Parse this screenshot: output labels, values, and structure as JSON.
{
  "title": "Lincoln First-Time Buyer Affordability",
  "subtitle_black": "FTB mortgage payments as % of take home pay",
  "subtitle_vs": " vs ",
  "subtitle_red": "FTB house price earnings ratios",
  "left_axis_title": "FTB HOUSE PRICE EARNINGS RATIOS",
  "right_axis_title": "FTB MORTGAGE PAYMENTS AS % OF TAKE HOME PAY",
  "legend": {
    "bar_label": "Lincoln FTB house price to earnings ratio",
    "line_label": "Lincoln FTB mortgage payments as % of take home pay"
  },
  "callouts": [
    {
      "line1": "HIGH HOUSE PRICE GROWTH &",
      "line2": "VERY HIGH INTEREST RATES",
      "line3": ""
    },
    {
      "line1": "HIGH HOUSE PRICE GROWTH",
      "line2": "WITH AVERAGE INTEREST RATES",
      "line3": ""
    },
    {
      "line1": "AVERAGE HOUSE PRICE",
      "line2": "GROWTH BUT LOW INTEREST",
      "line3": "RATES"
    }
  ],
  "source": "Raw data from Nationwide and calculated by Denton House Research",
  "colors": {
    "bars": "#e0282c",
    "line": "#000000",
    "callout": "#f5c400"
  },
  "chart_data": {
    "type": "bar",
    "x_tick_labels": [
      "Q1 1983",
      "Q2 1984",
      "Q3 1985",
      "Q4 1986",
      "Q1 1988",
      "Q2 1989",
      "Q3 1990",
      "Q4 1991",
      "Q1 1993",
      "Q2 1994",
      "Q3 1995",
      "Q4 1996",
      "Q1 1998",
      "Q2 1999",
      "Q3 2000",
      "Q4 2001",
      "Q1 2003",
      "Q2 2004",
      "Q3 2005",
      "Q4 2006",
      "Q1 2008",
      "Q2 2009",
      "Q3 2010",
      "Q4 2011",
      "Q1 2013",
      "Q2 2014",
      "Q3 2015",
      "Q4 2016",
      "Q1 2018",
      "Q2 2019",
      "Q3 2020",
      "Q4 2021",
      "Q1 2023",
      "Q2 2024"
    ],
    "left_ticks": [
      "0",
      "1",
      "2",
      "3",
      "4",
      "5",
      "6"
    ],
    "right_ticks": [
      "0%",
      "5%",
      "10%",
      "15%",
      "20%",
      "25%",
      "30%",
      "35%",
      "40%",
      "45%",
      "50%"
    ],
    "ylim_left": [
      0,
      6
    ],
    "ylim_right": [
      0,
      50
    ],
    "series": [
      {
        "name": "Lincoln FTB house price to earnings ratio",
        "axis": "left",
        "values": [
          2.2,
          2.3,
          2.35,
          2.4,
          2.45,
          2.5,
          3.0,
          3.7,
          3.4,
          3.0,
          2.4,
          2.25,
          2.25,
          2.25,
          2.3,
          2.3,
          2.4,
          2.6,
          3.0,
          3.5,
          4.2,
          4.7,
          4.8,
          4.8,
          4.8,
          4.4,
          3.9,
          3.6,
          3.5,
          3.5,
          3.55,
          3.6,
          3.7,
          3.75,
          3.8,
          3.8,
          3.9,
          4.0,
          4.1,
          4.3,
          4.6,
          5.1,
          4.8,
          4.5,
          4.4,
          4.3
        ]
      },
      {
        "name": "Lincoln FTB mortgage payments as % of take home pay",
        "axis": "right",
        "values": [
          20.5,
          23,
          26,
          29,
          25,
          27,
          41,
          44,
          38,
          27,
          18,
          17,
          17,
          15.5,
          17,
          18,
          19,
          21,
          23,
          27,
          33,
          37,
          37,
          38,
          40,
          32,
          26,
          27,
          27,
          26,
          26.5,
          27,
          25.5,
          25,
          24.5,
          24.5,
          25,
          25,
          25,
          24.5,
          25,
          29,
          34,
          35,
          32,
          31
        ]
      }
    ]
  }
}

◆ ◆ ◆ ◆ ◆ ◆ ◆

_PROBLEM DETAILS_: Restate every line of the data word for word.

_FINAL RESULT_:
Parse this screenshot: output labels, values, and structure as JSON.
{
  "title": "Lincoln First-Time Buyer Affordability",
  "subtitle_black": "FTB mortgage payments as % of take home pay",
  "subtitle_vs": " vs ",
  "subtitle_red": "FTB house price earnings ratios",
  "left_axis_title": "FTB HOUSE PRICE EARNINGS RATIOS",
  "right_axis_title": "FTB MORTGAGE PAYMENTS AS % OF TAKE HOME PAY",
  "legend": {
    "bar_label": "Lincoln FTB house price to earnings ratio",
    "line_label": "Lincoln FTB mortgage payments as % of take home pay"
  },
  "callouts": [
    {
      "line1": "HIGH HOUSE PRICE GROWTH &",
      "line2": "VERY HIGH INTEREST RATES",
      "line3": ""
    },
    {
      "line1": "HIGH HOUSE PRICE GROWTH",
      "line2": "WITH AVERAGE INTEREST RATES",
      "line3": ""
    },
    {
      "line1": "AVERAGE HOUSE PRICE",
      "line2": "GROWTH BUT LOW INTEREST",
      "line3": "RATES"
    }
  ],
  "source": "Raw data from Nationwide and calculated by Denton House Research",
  "colors": {
    "bars": "#e0282c",
    "line": "#000000",
    "callout": "#f5c400"
  },
  "chart_data": {
    "type": "bar",
    "x_tick_labels": [
      "Q1 1983",
      "Q2 1984",
      "Q3 1985",
      "Q4 1986",
      "Q1 1988",
      "Q2 1989",
      "Q3 1990",
      "Q4 1991",
      "Q1 1993",
      "Q2 1994",
      "Q3 1995",
      "Q4 1996",
      "Q1 1998",
      "Q2 1999",
      "Q3 2000",
      "Q4 2001",
      "Q1 2003",
      "Q2 2004",
      "Q3 2005",
      "Q4 2006",
      "Q1 2008",
      "Q2 2009",
      "Q3 2010",
      "Q4 2011",
      "Q1 2013",
      "Q2 2014",
      "Q3 2015",
      "Q4 2016",
      "Q1 2018",
      "Q2 2019",
      "Q3 2020",
      "Q4 2021",
      "Q1 2023",
      "Q2 2024"
    ],
    "left_ticks": [
      "0",
      "1",
      "2",
      "3",
      "4",
      "5",
      "6"
    ],
    "right_ticks": [
      "0%",
      "5%",
      "10%",
      "15%",
      "20%",
      "25%",
      "30%",
      "35%",
      "40%",
      "45%",
      "50%"
    ],
    "ylim_left": [
      0,
      6
    ],
    "ylim_right": [
      0,
      50
    ],
    "series": [
      {
        "name": "Lincoln FTB house price to earnings ratio",
        "axis": "left",
        "values": [
          2.2,
          2.3,
          2.35,
          2.4,
          2.45,
          2.5,
          3.0,
          3.7,
          3.4,
          3.0,
          2.4,
          2.25,
          2.25,
          2.25,
          2.3,
          2.3,
          2.4,
          2.6,
          3.0,
          3.5,
          4.2,
          4.7,
          4.8,
          4.8,
          4.8,
          4.4,
          3.9,
          3.6,
          3.5,
          3.5,
          3.55,
          3.6,
          3.7,
          3.75,
          3.8,
          3.8,
          3.9,
          4.0,
          4.1,
          4.3,
          4.6,
          5.1,
          4.8,
          4.5,
          4.4,
          4.3
        ]
      },
      {
        "name": "Lincoln FTB mortgage payments as % of take home pay",
        "axis": "right",
        "values": [
          20.5,
          23,
          26,
          29,
          25,
          27,
          41,
          44,
          38,
          27,
          18,
          17,
          17,
          15.5,
          17,
          18,
          19,
          21,
          23,
          27,
          33,
          37,
          37,
          38,
          40,
          32,
          26,
          27,
          27,
          26,
          26.5,
          27,
          25.5,
          25,
          24.5,
          24.5,
          25,
          25,
          25,
          24.5,
          25,
          29,
          34,
          35,
          32,
          31
        ]
      }
    ]
  }
}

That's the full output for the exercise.